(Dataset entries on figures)
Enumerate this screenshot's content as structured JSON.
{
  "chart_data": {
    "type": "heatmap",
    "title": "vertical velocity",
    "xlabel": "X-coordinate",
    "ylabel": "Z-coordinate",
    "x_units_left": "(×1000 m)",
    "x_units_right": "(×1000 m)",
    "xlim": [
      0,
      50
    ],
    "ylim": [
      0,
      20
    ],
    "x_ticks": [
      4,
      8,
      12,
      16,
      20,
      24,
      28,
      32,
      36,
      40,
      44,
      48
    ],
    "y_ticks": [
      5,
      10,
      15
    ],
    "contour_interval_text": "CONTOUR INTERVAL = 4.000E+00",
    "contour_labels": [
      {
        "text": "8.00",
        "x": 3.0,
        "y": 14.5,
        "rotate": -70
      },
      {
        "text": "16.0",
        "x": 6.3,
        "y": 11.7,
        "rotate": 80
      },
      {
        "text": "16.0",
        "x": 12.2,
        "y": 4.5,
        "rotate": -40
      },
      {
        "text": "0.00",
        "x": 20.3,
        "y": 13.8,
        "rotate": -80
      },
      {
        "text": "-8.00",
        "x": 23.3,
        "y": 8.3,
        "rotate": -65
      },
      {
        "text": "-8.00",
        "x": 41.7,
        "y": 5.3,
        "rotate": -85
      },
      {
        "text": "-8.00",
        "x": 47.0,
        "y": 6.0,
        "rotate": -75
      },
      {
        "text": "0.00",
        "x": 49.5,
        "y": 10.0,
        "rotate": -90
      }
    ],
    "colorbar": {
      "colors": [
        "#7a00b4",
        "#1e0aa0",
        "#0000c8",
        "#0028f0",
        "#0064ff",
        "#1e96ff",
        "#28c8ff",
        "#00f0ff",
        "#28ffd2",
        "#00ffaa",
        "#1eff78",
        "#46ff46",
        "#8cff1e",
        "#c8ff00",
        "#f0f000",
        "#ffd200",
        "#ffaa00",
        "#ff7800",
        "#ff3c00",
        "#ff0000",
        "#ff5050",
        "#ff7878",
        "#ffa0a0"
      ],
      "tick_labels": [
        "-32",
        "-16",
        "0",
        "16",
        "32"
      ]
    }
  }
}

| Exercise task |
In the material above, find each line that contains the word "coordinate", and select it.

| Written answer |
    "xlabel": "X-coordinate",
    "ylabel": "Z-coordinate",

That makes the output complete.